start Exercise materials

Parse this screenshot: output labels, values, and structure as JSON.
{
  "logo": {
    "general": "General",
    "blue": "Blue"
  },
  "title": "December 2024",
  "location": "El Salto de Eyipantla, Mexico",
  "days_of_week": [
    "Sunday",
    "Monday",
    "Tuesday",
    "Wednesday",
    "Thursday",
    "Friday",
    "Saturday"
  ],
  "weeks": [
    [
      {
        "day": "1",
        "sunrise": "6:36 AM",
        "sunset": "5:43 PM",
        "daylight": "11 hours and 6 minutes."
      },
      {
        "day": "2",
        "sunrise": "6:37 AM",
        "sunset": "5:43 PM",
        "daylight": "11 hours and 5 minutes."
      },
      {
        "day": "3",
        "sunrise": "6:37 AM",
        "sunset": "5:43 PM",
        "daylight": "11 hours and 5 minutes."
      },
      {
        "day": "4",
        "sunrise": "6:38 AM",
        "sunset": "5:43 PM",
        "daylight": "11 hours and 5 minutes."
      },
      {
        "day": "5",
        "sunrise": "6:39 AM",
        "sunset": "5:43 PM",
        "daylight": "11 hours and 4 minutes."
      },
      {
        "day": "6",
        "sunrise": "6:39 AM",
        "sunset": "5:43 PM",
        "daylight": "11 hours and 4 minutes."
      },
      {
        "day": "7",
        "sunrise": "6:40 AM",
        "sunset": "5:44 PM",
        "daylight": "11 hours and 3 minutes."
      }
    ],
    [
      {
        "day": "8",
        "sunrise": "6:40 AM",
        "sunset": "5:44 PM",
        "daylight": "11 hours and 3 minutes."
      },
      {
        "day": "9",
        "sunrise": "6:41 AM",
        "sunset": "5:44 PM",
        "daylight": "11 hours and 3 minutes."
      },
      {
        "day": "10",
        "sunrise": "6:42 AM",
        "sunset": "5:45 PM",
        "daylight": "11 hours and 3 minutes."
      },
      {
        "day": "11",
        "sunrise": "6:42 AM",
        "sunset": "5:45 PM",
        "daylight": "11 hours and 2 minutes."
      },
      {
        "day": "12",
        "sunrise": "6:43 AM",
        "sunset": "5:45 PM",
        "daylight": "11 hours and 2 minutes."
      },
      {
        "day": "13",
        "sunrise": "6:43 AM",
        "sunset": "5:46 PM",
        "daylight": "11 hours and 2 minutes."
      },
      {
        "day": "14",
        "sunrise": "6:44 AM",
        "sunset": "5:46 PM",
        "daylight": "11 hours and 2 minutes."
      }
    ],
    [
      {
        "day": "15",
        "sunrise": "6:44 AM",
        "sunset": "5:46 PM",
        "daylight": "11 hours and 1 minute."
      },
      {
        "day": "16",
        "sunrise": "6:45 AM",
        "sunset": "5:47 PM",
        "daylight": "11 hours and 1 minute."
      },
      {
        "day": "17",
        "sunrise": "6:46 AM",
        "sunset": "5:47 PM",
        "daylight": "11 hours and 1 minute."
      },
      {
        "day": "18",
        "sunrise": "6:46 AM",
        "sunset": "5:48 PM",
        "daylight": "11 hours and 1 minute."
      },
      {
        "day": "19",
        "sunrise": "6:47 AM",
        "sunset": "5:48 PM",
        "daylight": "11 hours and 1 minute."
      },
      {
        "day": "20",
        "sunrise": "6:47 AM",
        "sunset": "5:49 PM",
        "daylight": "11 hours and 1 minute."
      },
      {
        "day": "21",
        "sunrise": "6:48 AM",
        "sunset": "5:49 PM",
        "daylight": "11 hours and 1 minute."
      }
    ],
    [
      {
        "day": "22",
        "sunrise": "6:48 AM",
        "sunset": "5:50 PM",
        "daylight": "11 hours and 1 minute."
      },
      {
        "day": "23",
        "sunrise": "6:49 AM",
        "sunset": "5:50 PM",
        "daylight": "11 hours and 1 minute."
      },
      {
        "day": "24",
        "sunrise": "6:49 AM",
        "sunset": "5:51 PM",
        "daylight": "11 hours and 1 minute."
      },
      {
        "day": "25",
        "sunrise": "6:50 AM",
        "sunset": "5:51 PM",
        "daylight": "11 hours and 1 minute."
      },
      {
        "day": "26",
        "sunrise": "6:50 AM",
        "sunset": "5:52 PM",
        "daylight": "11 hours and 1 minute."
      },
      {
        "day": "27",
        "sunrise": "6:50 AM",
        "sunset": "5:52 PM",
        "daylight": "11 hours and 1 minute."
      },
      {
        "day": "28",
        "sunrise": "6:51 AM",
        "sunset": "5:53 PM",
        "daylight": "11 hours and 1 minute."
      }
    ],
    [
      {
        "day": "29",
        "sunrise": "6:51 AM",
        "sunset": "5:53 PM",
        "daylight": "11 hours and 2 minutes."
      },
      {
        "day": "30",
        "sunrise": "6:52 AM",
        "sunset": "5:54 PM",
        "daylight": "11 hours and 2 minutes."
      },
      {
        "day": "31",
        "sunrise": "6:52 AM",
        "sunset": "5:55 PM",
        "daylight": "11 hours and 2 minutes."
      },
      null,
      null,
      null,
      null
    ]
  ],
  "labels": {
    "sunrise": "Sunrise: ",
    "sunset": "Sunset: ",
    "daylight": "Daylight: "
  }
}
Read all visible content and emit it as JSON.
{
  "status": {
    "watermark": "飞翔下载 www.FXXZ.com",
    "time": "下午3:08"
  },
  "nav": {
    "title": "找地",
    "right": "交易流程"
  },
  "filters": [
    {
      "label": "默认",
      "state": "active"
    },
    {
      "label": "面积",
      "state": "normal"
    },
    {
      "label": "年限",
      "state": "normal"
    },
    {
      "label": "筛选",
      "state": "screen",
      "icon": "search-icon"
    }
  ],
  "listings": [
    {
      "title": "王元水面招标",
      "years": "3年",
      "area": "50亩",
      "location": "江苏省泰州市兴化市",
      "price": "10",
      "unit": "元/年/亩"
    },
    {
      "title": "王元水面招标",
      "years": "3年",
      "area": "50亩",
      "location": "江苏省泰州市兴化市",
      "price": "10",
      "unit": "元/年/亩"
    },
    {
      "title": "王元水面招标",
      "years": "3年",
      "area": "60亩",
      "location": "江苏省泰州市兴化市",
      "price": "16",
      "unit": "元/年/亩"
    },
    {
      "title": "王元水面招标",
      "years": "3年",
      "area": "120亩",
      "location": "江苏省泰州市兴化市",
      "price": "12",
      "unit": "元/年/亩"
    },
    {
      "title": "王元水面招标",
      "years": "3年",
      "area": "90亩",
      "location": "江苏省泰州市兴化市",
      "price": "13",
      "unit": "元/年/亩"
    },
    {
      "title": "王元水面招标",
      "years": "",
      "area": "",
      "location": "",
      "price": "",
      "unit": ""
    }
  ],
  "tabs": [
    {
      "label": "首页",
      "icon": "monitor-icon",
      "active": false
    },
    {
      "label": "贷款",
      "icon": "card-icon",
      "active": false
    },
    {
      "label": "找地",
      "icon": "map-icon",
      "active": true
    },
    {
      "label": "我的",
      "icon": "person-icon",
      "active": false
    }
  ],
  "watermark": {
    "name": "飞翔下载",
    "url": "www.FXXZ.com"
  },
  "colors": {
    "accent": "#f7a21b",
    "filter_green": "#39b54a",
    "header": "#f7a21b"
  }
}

end Exercise materials

* **Exercise instructions**
From the data above, copy each line that has the string "labels".

* **Exercise result**
Parse this screenshot: output labels, values, and structure as JSON.
  "labels": {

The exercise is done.